*Excerpted text*:
*** Block opens ***
Date of Report (Date of earliest event reported): June 30, 2025

 

Franklin BSP Capital Corporation

(Exact name of registrant as specified in charter)

 

Delaware   814-01360   85-2950084
(State or Other Jurisdiction
of Incorporation)
  (Commission File Number)   (I.R.S. Employer
Identification No.)

 

One Madison Avenue, Suite 1600 
New York, NY
  10010
(Address of Principal Executive Offices)   (Zip Code)

 

Registrant’s telephone number, including area code: (212) 588-6770

 

Check the appropriate box below if the Form 8-K filing is intended to simultaneously satisfy the filing obligation of the registrant under any of the following provisions:

 

Written communications pursuant to Rule 425 under the Securities Act (17 CFR 230.425)

 

Soliciting material pursuant to Rule 14a-12 under the Exchange Act (17 CFR 240.14a-12)

 

Pre-commencement communications pursuant to Rule 14d-2(b) under the Exchange Act (17 CFR 240.14d-2(b))

 

Pre-commencement communications pursuant to Rule 13e-4(c) under the Exchange Act (17 CFR 240.13e-4(c))

 

Securities registered pursuant to Section 12(b) of the Act:

 

Title of each class   Trading Symbol(s)   Name of each exchange on which registered
None   N/A   N/A

 

Indicate by check mark whether the registrant is an emerging growth company as defined in Rule 405 of the Securities Act of 1933 (§230.405 of this chapter) or Rule 12b-2 of the Securities Exchange Act of 1934 (§240.12b-2 of this chapter).

 

Emerging growth company

 

If an emerging growth company, indicate by check mark if the registrant has elected not to use the extended transition period for complying with any new or revised financial accounting standards provided pursuant to Section 13(a) of the Exchange Act.
*** Block closes ***
*What is needed*: What telephone number does the filing cover page give for Franklin BSP Capital Corporation?

*Entries provided*:
*** Block opens ***
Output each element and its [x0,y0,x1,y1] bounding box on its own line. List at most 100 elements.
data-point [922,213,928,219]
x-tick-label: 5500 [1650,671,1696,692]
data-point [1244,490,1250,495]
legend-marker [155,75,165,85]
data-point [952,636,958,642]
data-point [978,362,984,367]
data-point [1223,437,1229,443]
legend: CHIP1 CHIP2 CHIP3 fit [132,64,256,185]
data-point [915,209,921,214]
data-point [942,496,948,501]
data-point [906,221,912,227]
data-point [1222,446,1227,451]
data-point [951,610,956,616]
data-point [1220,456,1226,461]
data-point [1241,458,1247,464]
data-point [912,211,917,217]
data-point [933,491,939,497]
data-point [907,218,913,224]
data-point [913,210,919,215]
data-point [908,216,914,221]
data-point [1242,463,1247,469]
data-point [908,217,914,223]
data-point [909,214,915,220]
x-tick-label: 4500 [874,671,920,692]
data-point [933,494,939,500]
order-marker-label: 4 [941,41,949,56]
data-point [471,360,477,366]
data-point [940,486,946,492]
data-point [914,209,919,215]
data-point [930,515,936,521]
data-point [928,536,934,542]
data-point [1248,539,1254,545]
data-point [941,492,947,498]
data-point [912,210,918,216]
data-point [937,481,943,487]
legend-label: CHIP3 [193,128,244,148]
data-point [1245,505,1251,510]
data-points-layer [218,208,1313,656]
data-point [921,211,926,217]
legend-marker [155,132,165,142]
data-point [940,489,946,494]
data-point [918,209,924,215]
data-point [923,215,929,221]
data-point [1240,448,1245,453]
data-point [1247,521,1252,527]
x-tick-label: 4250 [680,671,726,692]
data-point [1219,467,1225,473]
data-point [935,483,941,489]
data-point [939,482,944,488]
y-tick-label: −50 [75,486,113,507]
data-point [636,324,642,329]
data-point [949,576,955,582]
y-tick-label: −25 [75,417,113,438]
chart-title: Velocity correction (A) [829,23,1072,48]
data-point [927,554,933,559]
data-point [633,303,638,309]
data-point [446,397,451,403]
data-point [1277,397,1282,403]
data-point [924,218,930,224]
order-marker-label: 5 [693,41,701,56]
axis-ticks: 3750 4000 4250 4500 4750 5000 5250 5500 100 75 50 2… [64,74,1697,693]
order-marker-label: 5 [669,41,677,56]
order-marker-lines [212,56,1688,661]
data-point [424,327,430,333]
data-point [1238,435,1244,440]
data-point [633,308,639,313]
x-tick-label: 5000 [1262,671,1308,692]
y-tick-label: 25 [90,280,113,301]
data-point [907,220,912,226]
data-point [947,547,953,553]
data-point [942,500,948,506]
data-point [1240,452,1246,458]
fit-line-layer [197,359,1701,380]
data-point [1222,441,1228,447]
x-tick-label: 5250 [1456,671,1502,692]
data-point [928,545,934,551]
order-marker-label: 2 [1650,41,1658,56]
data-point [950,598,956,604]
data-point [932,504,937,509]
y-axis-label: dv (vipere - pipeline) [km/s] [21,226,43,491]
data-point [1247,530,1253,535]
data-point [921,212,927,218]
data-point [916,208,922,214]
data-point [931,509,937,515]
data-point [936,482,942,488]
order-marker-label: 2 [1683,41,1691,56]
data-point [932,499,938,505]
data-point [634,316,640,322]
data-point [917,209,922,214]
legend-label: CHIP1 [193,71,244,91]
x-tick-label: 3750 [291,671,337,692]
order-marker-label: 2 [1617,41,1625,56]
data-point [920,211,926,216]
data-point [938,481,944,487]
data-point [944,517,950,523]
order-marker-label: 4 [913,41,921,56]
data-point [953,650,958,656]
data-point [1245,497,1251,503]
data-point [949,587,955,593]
*** Block closes ***
*Task output*: (212) 588-6770